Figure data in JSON
::::

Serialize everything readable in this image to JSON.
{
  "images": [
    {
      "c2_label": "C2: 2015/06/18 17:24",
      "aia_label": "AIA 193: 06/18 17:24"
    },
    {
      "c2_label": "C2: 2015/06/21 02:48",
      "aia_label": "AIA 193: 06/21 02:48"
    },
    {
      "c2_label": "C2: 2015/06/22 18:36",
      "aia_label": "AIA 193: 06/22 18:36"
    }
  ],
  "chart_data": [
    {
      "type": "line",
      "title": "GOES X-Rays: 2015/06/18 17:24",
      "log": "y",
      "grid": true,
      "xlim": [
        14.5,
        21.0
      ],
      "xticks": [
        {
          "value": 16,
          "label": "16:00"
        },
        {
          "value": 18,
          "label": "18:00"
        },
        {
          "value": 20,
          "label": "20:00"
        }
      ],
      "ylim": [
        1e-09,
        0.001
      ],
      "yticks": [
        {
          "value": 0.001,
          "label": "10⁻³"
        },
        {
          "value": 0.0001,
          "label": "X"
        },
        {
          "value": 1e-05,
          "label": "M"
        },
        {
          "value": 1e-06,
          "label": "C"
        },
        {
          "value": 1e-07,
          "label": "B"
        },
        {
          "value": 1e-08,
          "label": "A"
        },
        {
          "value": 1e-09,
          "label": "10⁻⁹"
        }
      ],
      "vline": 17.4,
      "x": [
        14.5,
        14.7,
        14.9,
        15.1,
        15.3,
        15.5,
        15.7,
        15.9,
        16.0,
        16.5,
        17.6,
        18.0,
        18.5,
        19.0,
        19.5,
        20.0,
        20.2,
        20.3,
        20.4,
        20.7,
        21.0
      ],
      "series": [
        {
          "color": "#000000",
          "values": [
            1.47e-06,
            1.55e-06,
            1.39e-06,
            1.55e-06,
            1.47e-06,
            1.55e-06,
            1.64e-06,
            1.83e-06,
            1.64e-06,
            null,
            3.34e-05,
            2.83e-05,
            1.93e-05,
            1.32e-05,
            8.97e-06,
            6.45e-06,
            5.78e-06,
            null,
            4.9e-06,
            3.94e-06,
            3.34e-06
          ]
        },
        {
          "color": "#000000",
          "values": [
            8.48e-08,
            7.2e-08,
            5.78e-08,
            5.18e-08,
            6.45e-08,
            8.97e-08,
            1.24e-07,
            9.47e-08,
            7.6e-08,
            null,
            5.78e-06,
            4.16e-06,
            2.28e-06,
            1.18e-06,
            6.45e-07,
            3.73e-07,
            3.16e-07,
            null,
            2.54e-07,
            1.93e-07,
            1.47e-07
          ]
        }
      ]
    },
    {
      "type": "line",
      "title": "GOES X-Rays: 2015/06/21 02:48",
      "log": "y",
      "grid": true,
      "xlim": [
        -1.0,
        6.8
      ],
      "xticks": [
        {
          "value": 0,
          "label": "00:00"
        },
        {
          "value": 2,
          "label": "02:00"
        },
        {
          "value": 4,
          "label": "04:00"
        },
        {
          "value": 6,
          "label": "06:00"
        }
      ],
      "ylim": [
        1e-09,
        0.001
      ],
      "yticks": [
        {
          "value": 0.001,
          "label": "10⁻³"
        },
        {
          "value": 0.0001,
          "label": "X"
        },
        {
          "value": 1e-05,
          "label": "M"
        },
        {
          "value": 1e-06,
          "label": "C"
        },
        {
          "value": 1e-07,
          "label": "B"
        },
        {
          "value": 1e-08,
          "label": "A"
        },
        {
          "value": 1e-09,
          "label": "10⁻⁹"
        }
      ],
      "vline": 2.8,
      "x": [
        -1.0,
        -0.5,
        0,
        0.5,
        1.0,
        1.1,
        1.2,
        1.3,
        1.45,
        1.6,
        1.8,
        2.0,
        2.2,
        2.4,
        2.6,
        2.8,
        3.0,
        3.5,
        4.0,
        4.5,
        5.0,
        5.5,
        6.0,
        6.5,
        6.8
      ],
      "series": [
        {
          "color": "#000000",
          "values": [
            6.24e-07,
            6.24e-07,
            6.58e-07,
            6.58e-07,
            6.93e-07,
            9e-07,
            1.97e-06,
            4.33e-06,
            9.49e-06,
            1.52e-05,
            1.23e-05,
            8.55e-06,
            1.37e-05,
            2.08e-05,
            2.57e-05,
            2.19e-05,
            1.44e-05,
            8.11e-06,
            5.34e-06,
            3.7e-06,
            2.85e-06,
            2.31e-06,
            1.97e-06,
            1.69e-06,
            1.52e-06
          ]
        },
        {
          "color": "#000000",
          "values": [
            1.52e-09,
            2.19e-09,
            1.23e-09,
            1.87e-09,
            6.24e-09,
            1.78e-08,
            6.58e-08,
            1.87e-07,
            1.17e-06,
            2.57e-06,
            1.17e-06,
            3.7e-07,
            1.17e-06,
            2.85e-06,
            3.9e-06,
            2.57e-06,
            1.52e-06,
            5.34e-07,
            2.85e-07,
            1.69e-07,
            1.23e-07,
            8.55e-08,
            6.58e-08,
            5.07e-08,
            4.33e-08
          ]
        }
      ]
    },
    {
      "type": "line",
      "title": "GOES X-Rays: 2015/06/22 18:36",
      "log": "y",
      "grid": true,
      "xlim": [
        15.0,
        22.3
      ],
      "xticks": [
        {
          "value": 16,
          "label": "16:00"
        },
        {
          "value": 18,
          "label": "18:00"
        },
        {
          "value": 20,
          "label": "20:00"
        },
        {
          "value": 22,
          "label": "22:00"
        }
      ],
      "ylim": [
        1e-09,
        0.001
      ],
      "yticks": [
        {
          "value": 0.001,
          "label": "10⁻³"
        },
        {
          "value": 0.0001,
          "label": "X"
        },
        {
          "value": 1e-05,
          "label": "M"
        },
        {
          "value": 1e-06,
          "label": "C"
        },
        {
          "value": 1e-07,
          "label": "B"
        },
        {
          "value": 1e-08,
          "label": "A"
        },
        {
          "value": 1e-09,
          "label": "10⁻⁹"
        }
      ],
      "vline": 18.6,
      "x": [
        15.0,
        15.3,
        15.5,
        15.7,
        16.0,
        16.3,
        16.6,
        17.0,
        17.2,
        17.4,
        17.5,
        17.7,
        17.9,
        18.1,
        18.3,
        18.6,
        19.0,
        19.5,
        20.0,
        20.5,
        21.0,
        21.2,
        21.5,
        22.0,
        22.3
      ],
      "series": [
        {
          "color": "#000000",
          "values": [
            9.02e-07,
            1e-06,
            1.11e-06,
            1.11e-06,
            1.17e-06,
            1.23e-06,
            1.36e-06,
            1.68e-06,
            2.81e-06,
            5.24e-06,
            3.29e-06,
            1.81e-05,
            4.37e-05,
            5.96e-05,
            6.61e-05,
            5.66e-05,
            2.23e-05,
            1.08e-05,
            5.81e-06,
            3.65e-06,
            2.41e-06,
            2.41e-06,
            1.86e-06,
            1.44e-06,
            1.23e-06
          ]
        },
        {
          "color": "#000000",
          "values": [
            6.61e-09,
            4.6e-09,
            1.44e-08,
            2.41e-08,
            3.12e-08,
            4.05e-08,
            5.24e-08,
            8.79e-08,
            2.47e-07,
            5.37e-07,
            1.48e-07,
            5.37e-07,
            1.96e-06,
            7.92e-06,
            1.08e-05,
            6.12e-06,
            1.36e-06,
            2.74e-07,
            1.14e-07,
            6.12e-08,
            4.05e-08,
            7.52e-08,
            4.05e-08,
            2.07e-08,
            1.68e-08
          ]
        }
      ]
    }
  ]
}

::::

PROBLEM
Copy each line containing the word "GOES" from the data.

EXERCISE OUTPUT
      "title": "GOES X-Rays: 2015/06/18 17:24",
      "title": "GOES X-Rays: 2015/06/21 02:48",
      "title": "GOES X-Rays: 2015/06/22 18:36",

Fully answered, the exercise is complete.